Instruction >> Scan the data for lines with "elvemuslingforekomstene" and report the count by itself.

----- Given data -----

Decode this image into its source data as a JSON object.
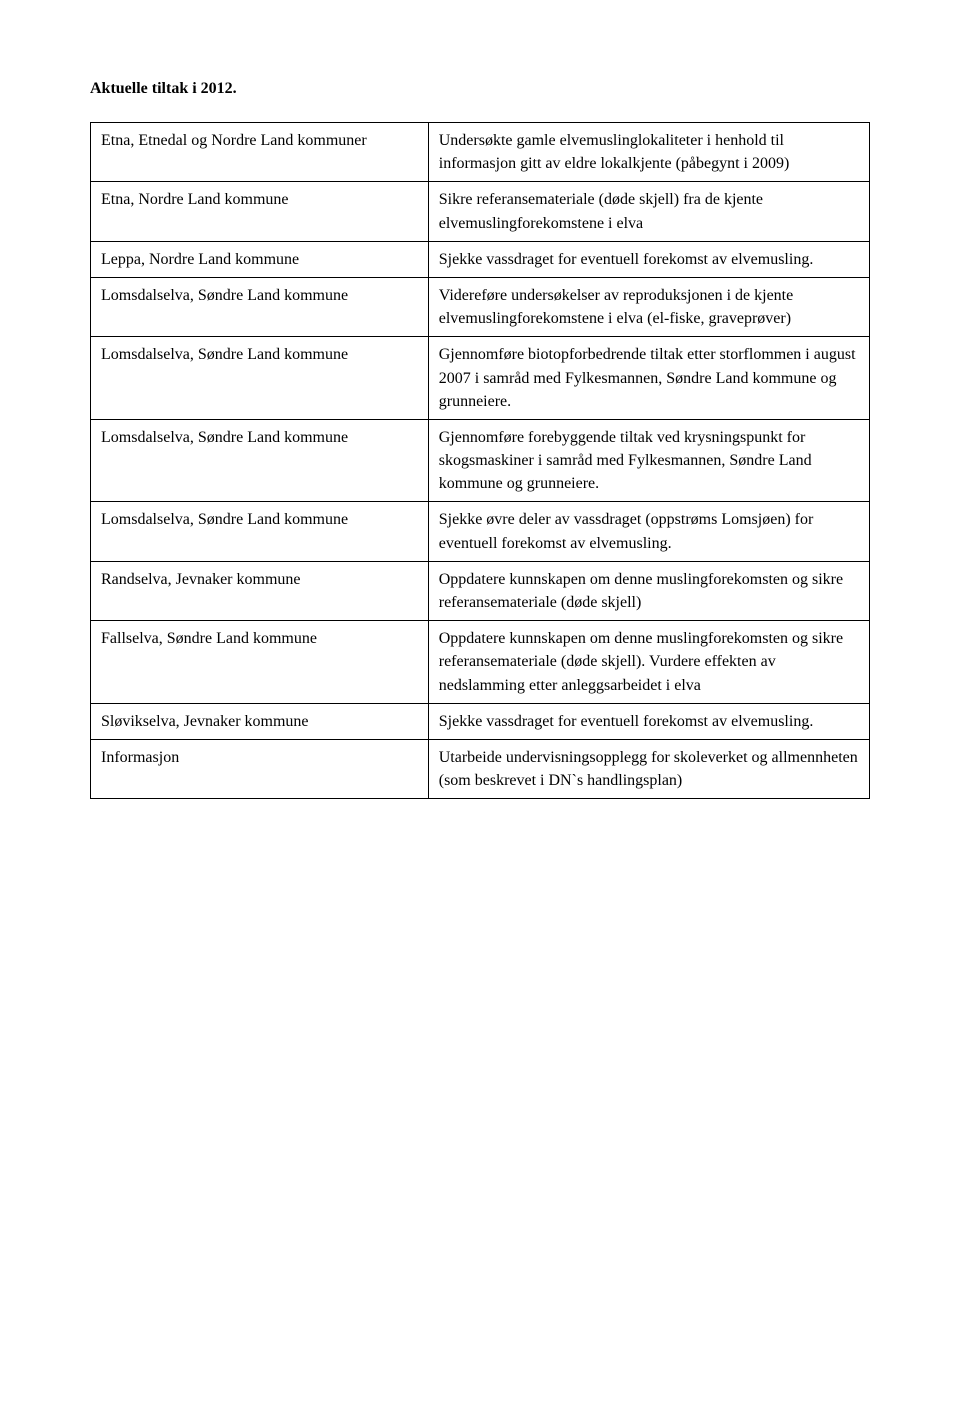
{
  "title": "Aktuelle tiltak i 2012.",
  "rows": [
    {
      "left": "Etna, Etnedal og Nordre Land kommuner",
      "right": "Undersøkte gamle elvemuslinglokaliteter i henhold til informasjon gitt av eldre lokalkjente (påbegynt i 2009)"
    },
    {
      "left": "Etna, Nordre Land kommune",
      "right": "Sikre referansemateriale (døde skjell) fra de kjente elvemuslingforekomstene i elva"
    },
    {
      "left": "Leppa, Nordre Land kommune",
      "right": "Sjekke vassdraget for eventuell forekomst av elvemusling."
    },
    {
      "left": "Lomsdalselva, Søndre Land kommune",
      "right": "Videreføre undersøkelser av reproduksjonen i de kjente elvemuslingforekomstene i elva (el-fiske, graveprøver)"
    },
    {
      "left": "Lomsdalselva, Søndre Land kommune",
      "right": "Gjennomføre biotopforbedrende tiltak etter storflommen i august 2007 i samråd med Fylkesmannen, Søndre Land kommune og grunneiere."
    },
    {
      "left": "Lomsdalselva, Søndre Land kommune",
      "right": "Gjennomføre forebyggende tiltak ved krysningspunkt for skogsmaskiner i samråd med Fylkesmannen, Søndre Land kommune og grunneiere."
    },
    {
      "left": "Lomsdalselva, Søndre Land kommune",
      "right": "Sjekke øvre deler av vassdraget (oppstrøms Lomsjøen) for eventuell forekomst av elvemusling."
    },
    {
      "left": "Randselva, Jevnaker kommune",
      "right": "Oppdatere kunnskapen om denne muslingforekomsten og sikre referansemateriale (døde skjell)"
    },
    {
      "left": "Fallselva, Søndre Land kommune",
      "right": "Oppdatere kunnskapen om denne muslingforekomsten og sikre referansemateriale (døde skjell). Vurdere effekten av nedslamming etter anleggsarbeidet i elva"
    },
    {
      "left": "Sløvikselva, Jevnaker kommune",
      "right": "Sjekke vassdraget for eventuell forekomst av elvemusling."
    },
    {
      "left": "Informasjon",
      "right": "Utarbeide undervisningsopplegg for skoleverket og allmennheten (som beskrevet i DN`s handlingsplan)"
    }
  ]
}
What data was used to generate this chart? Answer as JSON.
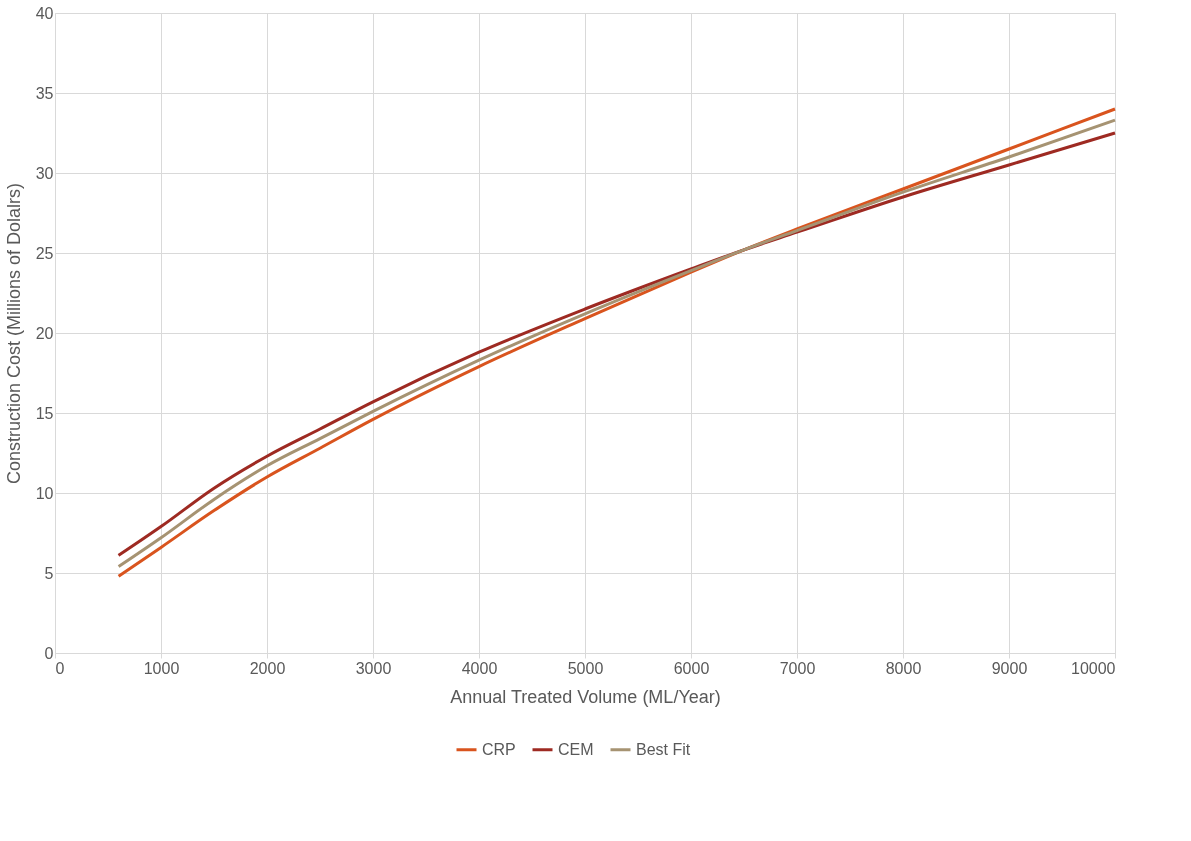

-----

Solution to this exercise >> 2